Work required
Find each line with the word "zachorowań" and copy it.

Listing

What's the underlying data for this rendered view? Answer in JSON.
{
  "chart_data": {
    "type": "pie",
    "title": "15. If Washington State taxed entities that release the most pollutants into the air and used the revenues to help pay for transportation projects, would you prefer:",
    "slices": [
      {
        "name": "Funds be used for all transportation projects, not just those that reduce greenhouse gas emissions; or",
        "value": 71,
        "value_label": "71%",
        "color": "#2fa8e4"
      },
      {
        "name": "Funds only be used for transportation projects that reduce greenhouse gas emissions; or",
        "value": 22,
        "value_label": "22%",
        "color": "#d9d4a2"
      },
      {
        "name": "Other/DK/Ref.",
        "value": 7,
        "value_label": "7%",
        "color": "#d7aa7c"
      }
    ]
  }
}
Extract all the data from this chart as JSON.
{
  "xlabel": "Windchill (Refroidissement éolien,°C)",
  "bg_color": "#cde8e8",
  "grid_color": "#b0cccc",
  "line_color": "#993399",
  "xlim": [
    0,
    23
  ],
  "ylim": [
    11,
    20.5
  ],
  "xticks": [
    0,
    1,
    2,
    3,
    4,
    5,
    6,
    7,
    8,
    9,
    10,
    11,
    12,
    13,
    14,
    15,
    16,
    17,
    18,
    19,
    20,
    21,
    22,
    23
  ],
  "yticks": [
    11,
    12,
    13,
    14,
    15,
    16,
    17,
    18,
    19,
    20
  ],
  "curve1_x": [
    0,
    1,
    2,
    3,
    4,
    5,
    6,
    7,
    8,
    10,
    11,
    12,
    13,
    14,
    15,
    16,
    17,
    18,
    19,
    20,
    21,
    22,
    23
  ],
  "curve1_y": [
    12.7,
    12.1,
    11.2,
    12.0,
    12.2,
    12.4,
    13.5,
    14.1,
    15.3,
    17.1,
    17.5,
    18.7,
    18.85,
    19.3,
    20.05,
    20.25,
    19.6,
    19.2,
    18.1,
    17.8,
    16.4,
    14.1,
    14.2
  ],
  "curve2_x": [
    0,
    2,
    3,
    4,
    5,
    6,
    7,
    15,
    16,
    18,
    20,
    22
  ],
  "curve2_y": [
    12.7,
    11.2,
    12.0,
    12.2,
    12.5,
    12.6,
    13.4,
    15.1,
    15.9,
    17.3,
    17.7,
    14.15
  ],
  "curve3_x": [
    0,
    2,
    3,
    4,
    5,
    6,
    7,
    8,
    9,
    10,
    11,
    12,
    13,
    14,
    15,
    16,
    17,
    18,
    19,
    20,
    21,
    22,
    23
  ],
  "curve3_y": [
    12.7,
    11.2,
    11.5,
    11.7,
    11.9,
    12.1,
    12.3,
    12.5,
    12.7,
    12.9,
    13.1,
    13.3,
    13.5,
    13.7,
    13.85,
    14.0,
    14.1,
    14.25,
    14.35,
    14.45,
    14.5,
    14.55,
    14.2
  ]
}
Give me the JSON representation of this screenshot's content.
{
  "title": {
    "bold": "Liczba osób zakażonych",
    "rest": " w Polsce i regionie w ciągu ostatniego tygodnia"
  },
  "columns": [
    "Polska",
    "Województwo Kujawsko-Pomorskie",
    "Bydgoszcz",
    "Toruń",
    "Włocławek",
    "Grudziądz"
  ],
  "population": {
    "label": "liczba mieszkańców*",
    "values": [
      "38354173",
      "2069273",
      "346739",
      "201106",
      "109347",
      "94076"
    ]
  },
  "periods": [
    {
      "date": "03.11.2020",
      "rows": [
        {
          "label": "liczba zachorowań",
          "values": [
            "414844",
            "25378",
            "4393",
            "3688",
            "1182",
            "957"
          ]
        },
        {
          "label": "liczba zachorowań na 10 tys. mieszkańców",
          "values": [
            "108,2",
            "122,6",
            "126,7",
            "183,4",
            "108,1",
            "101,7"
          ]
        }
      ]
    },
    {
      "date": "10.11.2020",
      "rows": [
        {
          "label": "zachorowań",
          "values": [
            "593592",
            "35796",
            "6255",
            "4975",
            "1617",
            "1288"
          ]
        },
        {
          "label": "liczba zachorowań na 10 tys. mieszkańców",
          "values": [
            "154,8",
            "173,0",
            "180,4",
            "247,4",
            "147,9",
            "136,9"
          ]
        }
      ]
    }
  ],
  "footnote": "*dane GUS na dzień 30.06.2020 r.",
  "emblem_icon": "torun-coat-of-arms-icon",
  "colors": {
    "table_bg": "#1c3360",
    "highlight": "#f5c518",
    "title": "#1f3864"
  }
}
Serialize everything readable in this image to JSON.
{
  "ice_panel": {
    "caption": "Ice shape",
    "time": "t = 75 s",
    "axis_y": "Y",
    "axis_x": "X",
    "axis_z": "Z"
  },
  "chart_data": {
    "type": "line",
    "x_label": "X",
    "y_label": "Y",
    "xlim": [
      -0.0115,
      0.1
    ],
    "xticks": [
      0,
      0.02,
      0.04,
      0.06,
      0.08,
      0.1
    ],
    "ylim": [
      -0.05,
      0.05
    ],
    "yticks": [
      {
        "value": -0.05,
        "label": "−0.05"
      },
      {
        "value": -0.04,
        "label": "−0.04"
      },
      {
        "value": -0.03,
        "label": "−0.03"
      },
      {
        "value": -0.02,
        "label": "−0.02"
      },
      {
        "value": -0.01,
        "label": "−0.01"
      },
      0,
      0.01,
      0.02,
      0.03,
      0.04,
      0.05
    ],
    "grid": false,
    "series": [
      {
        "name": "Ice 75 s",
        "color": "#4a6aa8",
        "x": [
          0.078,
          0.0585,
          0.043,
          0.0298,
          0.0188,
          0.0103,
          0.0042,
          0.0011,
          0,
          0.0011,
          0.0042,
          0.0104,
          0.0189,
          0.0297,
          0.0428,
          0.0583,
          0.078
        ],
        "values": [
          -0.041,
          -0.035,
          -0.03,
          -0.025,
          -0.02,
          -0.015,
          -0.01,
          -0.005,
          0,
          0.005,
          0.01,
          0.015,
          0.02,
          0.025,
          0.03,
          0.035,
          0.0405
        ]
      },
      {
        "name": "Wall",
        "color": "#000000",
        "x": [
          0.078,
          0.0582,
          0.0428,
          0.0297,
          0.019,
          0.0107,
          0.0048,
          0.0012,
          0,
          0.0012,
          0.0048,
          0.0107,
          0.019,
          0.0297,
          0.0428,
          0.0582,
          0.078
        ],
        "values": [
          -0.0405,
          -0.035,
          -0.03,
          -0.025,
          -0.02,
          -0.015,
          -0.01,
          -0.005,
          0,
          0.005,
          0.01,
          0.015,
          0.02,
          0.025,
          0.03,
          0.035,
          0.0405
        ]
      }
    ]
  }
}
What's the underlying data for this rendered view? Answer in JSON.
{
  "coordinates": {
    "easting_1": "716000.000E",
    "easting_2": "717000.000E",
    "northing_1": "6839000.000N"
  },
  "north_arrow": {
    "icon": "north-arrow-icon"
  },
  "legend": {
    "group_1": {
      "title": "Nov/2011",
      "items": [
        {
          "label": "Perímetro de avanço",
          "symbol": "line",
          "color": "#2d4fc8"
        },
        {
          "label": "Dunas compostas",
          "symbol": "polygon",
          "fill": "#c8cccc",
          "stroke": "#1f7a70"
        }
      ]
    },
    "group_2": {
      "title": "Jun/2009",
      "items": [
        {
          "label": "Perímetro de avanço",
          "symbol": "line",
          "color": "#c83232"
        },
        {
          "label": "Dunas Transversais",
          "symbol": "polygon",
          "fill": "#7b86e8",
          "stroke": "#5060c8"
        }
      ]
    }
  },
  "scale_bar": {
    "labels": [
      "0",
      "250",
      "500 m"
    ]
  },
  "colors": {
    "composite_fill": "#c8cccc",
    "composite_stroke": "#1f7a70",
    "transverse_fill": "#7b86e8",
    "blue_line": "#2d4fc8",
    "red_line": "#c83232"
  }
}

The solution
          "label": "liczba zachorowań",
          "label": "liczba zachorowań na 10 tys. mieszkańców",
          "label": "zachorowań",
          "label": "liczba zachorowań na 10 tys. mieszkańców",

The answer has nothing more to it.